- WHAT YOU ARE ASKED TO DO:
For each line of the data below that holds "alloys", copy the line.

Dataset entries
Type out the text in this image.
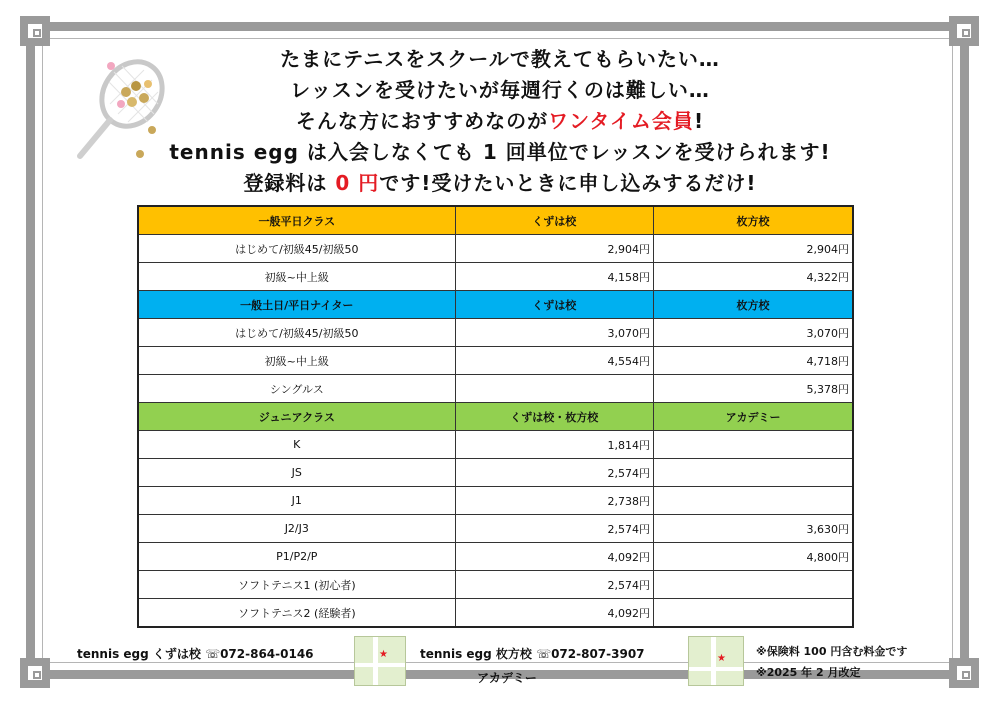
たまにテニスをスクールで教えてもらいたい…
レッスンを受けたいが毎週行くのは難しい…
そんな方におすすめなのがワンタイム会員!
tennis egg は入会しなくても 1 回単位でレッスンを受けられます!
登録料は 0 円です!受けたいときに申し込みするだけ!
一般平日クラス	くずは校	枚方校
はじめて/初級45/初級50	2,904円	2,904円
初級~中上級	4,158円	4,322円
一般土日/平日ナイター	くずは校	枚方校
はじめて/初級45/初級50	3,070円	3,070円
初級~中上級	4,554円	4,718円
シングルス		5,378円
ジュニアクラス	くずは校・枚方校	アカデミー
K	1,814円	
JS	2,574円	
J1	2,738円	
J2/J3	2,574円	3,630円
P1/P2/P	4,092円	4,800円
ソフトテニス1 (初心者)	2,574円	
ソフトテニス2 (経験者)	4,092円	
tennis egg くずは校 ☏072-864-0146	★	tennis egg 枚方校 ☏072-807-3907
アカデミー
★
※保険料 100 円含む料金です
※2025 年 2 月改定
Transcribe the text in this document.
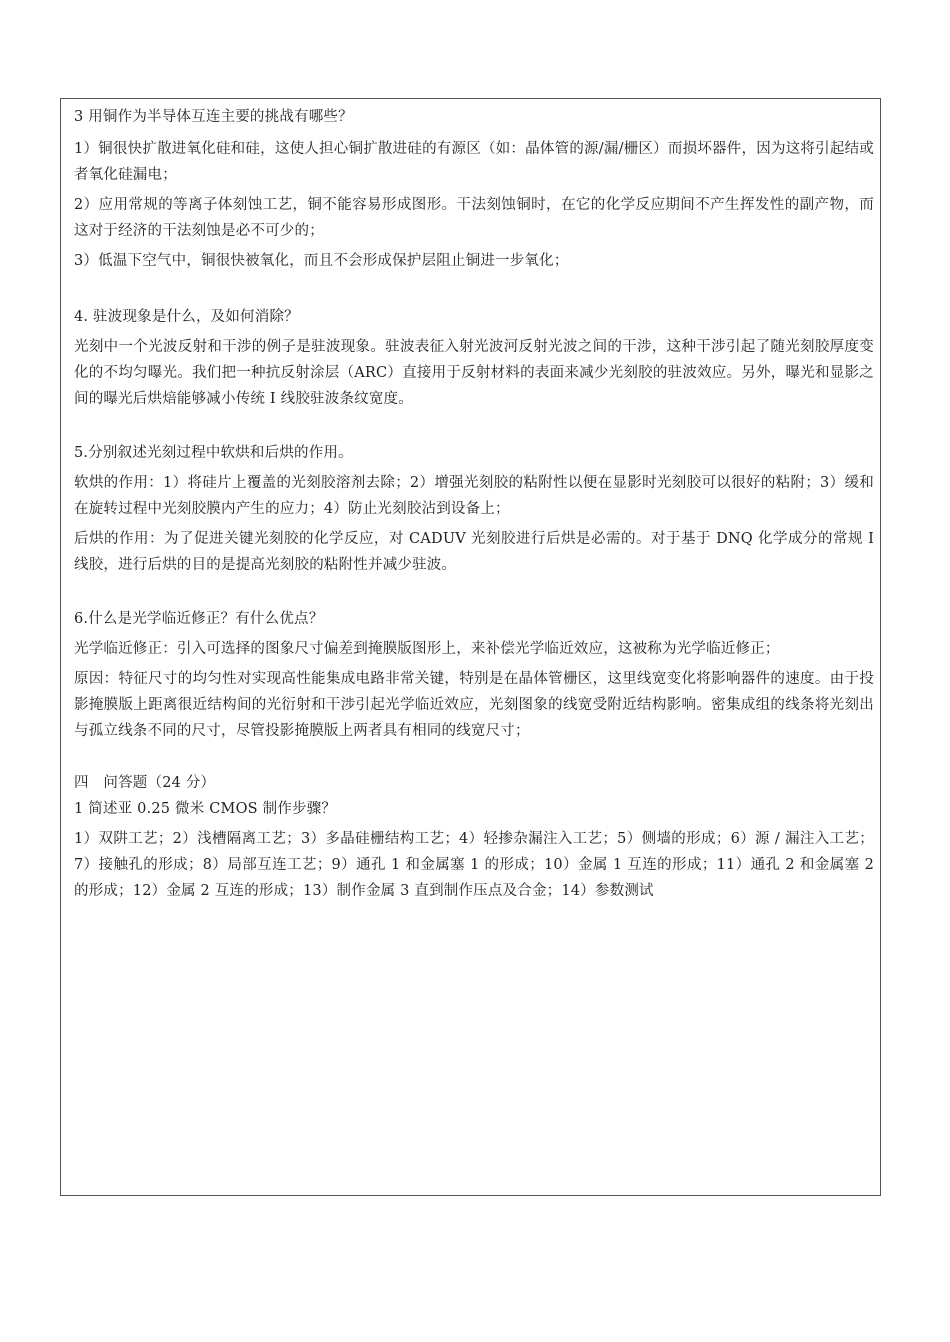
3 用铜作为半导体互连主要的挑战有哪些？

1）铜很快扩散进氧化硅和硅，这使人担心铜扩散进硅的有源区（如：晶体管的源/漏/栅区）而损坏器件，因为这将引起结或者氧化硅漏电；

2）应用常规的等离子体刻蚀工艺，铜不能容易形成图形。干法刻蚀铜时，在它的化学反应期间不产生挥发性的副产物，而这对于经济的干法刻蚀是必不可少的；

3）低温下空气中，铜很快被氧化，而且不会形成保护层阻止铜进一步氧化；

4. 驻波现象是什么，及如何消除？

光刻中一个光波反射和干涉的例子是驻波现象。驻波表征入射光波河反射光波之间的干涉，这种干涉引起了随光刻胶厚度变化的不均匀曝光。我们把一种抗反射涂层（ARC）直接用于反射材料的表面来减少光刻胶的驻波效应。另外，曝光和显影之间的曝光后烘焙能够减小传统 I 线胶驻波条纹宽度。

5.分别叙述光刻过程中软烘和后烘的作用。

软烘的作用：1）将硅片上覆盖的光刻胶溶剂去除；2）增强光刻胶的粘附性以便在显影时光刻胶可以很好的粘附；3）缓和在旋转过程中光刻胶膜内产生的应力；4）防止光刻胶沾到设备上；

后烘的作用：为了促进关键光刻胶的化学反应，对 CADUV 光刻胶进行后烘是必需的。对于基于 DNQ 化学成分的常规 I 线胶，进行后烘的目的是提高光刻胶的粘附性并减少驻波。

6.什么是光学临近修正？有什么优点？

光学临近修正：引入可选择的图象尺寸偏差到掩膜版图形上，来补偿光学临近效应，这被称为光学临近修正；

原因：特征尺寸的均匀性对实现高性能集成电路非常关键，特别是在晶体管栅区，这里线宽变化将影响器件的速度。由于投影掩膜版上距离很近结构间的光衍射和干涉引起光学临近效应，光刻图象的线宽受附近结构影响。密集成组的线条将光刻出与孤立线条不同的尺寸，尽管投影掩膜版上两者具有相同的线宽尺寸；

四　问答题（24 分）

1 简述亚 0.25 微米 CMOS 制作步骤？

1）双阱工艺；2）浅槽隔离工艺；3）多晶硅栅结构工艺；4）轻掺杂漏注入工艺；5）侧墙的形成；6）源 / 漏注入工艺；7）接触孔的形成；8）局部互连工艺；9）通孔 1 和金属塞 1 的形成；10）金属 1 互连的形成；11）通孔 2 和金属塞 2 的形成；12）金属 2 互连的形成；13）制作金属 3 直到制作压点及合金；14）参数测试
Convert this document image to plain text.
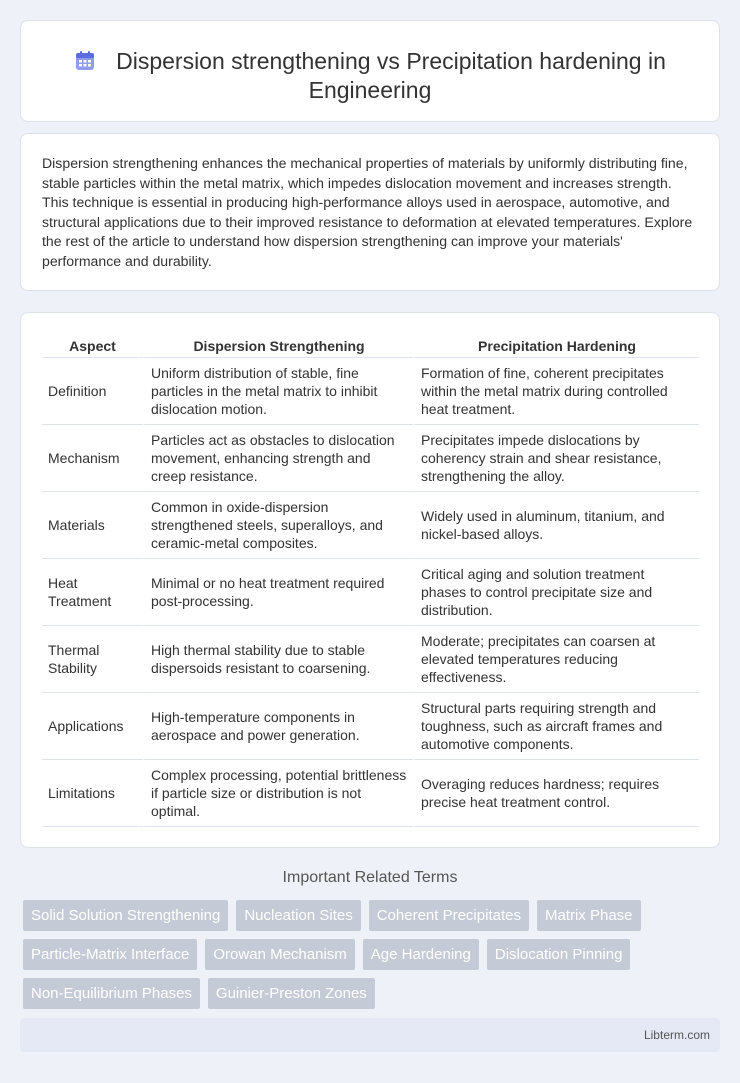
Dispersion strengthening vs Precipitation hardening in Engineering

Dispersion strengthening enhances the mechanical properties of materials by uniformly distributing fine, stable particles within the metal matrix, which impedes dislocation movement and increases strength. This technique is essential in producing high-performance alloys used in aerospace, automotive, and structural applications due to their improved resistance to deformation at elevated temperatures. Explore the rest of the article to understand how dispersion strengthening can improve your materials' performance and durability.

Aspect	Dispersion Strengthening	Precipitation Hardening
Definition	Uniform distribution of stable, fine particles in the metal matrix to inhibit dislocation motion.	Formation of fine, coherent precipitates within the metal matrix during controlled heat treatment.
Mechanism	Particles act as obstacles to dislocation movement, enhancing strength and creep resistance.	Precipitates impede dislocations by coherency strain and shear resistance, strengthening the alloy.
Materials	Common in oxide-dispersion strengthened steels, superalloys, and ceramic-metal composites.	Widely used in aluminum, titanium, and nickel-based alloys.
Heat Treatment	Minimal or no heat treatment required post-processing.	Critical aging and solution treatment phases to control precipitate size and distribution.
Thermal Stability	High thermal stability due to stable dispersoids resistant to coarsening.	Moderate; precipitates can coarsen at elevated temperatures reducing effectiveness.
Applications	High-temperature components in aerospace and power generation.	Structural parts requiring strength and toughness, such as aircraft frames and automotive components.
Limitations	Complex processing, potential brittleness if particle size or distribution is not optimal.	Overaging reduces hardness; requires precise heat treatment control.
Important Related Terms
Solid Solution Strengthening	Nucleation Sites	Coherent Precipitates	Matrix Phase
Particle-Matrix Interface	Orowan Mechanism	Age Hardening	Dislocation Pinning
Non-Equilibrium Phases	Guinier-Preston Zones
Libterm.com
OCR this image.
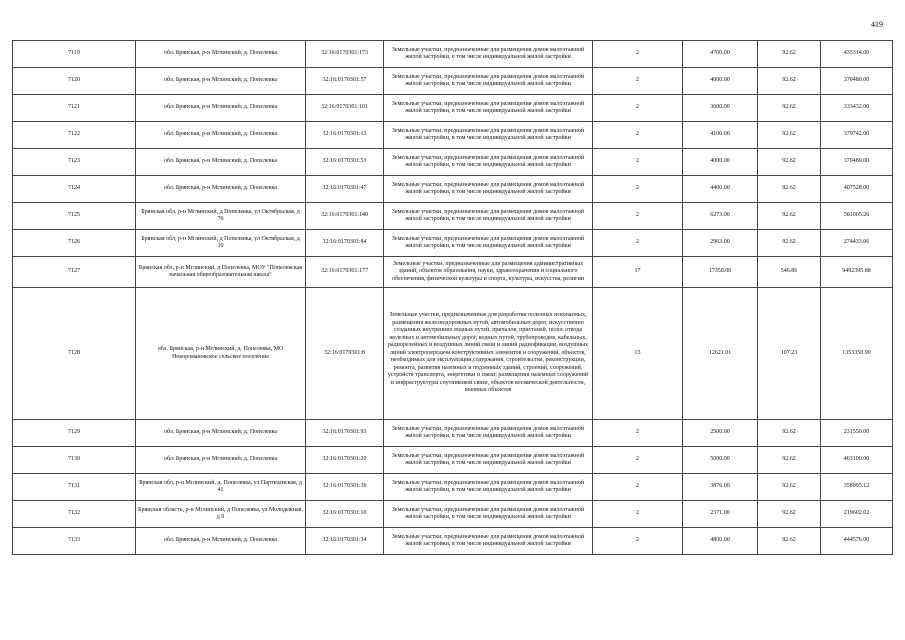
419
7119	обл. Брянская, р-н Мглинский, д. Попелевка	32:16:0170301:173	Земельные участки, предназначенные для размещения домов малоэтажной жилой застройки, в том числе индивидуальной жилой застройки	2	4700.00	92.62	435314.00
7120	обл. Брянская, р-н Мглинский, д. Попелевка	32:16:0170301:57	Земельные участки, предназначенные для размещения домов малоэтажной жилой застройки, в том числе индивидуальной жилой застройки	2	4000.00	92.62	370480.00
7121	обл. Брянская, р-н Мглинский, д. Попелевка	32:16:0170301:101	Земельные участки, предназначенные для размещения домов малоэтажной жилой застройки, в том числе индивидуальной жилой застройки	2	3600.00	92.62	333432.00
7122	обл. Брянская, р-н Мглинский, д. Попелевка	32:16:0170301:13	Земельные участки, предназначенные для размещения домов малоэтажной жилой застройки, в том числе индивидуальной жилой застройки	2	4100.00	92.62	379742.00
7123	обл. Брянская, р-н Мглинский, д. Попелевка	32:16:0170301:53	Земельные участки, предназначенные для размещения домов малоэтажной жилой застройки, в том числе индивидуальной жилой застройки	2	4000.00	92.62	370480.00
7124	обл. Брянская, р-н Мглинский, д. Попелевка	32:16:0170301:47	Земельные участки, предназначенные для размещения домов малоэтажной жилой застройки, в том числе индивидуальной жилой застройки	2	4400.00	92.62	407528.00
7125	Брянская обл, р-н Мглинский, д Попелевка, ул Октябрьская, д 76	32:16:0170301:140	Земельные участки, предназначенные для размещения домов малоэтажной жилой застройки, в том числе индивидуальной жилой застройки	2	6273.00	92.62	581005.26
7126	Брянская обл, р-н Мглинский, д Попелевка, ул Октябрьская, д 10	32:16:0170301:84	Земельные участки, предназначенные для размещения домов малоэтажной жилой застройки, в том числе индивидуальной жилой застройки	2	2963.00	92.62	274433.06
7127	Брянская обл, р-н Мглинский, д Попелевка, МОУ "Попелевская начальная общеобразовательная школа"	32:16:0170301:177	Земельные участки, предназначенные для размещения административных зданий, объектов образования, науки, здравоохранения и социального обеспечения, физической культуры и спорта, культуры, искусства, религии	17	17358.00	546.86	9492395.88
7128	обл. Брянская, р-н Мглинский, д. Попелевка, МО Новоромановское сельское поселение	32:16:0170301:8	Земельные участки, предназначенные для разработки полезных ископаемых, размещения железнодорожных путей, автомобильных дорог, искусственно созданных внутренних водных путей, причалов, пристаней, полос отвода железных и автомобильных дорог, водных путей, трубопроводов, кабельных, радиорелейных и воздушных линий связи и линий радиофикации, воздушных линий электропередачи конструктивных элементов и сооружений, объектов, необходимых для эксплуатации,содержания, строительства, реконструкции, ремонта, развития наземных и подземных зданий, строений, сооружений, устройств транспорта, энергетики и связи; размещения наземных сооружений и инфраструктуры спутниковой связи, объектов космической деятельности, военных объектов	13	12621.01	107.23	1353350.90
7129	обл. Брянская, р-н Мглинский, д. Попелевка	32:16:0170301:93	Земельные участки, предназначенные для размещения домов малоэтажной жилой застройки, в том числе индивидуальной жилой застройки	2	2500.00	92.62	231550.00
7130	обл. Брянская, р-н Мглинский, д. Попелевка	32:16:0170301:20	Земельные участки, предназначенные для размещения домов малоэтажной жилой застройки, в том числе индивидуальной жилой застройки	2	5000.00	92.62	463100.00
7131	Брянская обл, р-н Мглинский, д. Попелевка, ул Партизанская, д 41	32:16:0170301:36	Земельные участки, предназначенные для размещения домов малоэтажной жилой застройки, в том числе индивидуальной жилой застройки	2	3876.00	92.62	358995.12
7132	Брянская область, р-н Мглинский, д Попелевка, ул Молодежная, д 9	32:16:0170301:10	Земельные участки, предназначенные для размещения домов малоэтажной жилой застройки, в том числе индивидуальной жилой застройки	2	2371.00	92.62	219602.02
7133	обл. Брянская, р-н Мглинский, д. Попелевка	32:16:0170301:34	Земельные участки, предназначенные для размещения домов малоэтажной жилой застройки, в том числе индивидуальной жилой застройки	2	4800.00	92.62	444576.00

- SOLUTION:
Dispersion strengthening enhances the mechanical properties of materials by uniformly distributing fine, stable particles within the metal matrix, which impedes dislocation movement and increases strength. This technique is essential in producing high-performance alloys used in aerospace, automotive, and structural applications due to their improved resistance to deformation at elevated temperatures. Explore the rest of the article to understand how dispersion strengthening can improve your materials' performance and durability.
Materials	Common in oxide-dispersion strengthened steels, superalloys, and ceramic-metal composites.	Widely used in aluminum, titanium, and nickel-based alloys.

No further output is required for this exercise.